Records excerpted from a collection:
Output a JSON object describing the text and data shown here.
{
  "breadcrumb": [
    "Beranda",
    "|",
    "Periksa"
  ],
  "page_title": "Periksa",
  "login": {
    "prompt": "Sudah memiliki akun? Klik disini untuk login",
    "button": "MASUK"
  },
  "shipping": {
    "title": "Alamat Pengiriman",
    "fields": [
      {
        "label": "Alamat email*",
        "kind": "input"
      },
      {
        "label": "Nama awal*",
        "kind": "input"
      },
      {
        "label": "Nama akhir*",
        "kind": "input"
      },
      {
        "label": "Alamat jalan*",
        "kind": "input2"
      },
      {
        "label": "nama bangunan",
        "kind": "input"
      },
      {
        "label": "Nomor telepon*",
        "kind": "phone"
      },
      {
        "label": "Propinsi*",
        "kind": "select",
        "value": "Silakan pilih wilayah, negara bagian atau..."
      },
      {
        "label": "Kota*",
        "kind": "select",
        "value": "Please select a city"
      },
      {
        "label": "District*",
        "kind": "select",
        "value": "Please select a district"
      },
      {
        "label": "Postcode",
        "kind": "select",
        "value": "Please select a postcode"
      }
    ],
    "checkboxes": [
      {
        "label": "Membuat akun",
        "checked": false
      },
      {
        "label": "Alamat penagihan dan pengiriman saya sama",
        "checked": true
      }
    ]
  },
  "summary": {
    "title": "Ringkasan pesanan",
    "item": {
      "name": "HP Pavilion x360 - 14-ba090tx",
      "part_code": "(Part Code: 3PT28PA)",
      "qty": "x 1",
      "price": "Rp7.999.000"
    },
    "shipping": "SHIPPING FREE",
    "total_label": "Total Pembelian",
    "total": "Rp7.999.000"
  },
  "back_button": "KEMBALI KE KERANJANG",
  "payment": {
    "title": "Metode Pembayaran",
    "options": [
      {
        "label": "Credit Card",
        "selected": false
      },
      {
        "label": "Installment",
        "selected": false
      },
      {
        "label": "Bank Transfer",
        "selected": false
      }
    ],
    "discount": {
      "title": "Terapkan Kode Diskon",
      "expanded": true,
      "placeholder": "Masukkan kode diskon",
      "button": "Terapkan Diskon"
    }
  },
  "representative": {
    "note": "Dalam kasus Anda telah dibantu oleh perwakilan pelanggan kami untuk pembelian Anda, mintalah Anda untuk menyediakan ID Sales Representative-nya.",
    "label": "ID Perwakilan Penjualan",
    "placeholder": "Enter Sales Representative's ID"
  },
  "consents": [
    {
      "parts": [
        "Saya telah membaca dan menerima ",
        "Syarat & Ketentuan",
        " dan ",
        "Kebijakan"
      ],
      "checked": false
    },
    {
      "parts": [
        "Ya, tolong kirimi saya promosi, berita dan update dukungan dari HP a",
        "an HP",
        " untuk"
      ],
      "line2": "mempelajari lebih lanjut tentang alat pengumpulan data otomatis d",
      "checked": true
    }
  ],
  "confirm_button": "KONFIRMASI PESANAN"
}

■ BRIEF
Give the number of lines in the entries above that include the string "login". No other output is expected.

■ WRITTEN SOLUTION
2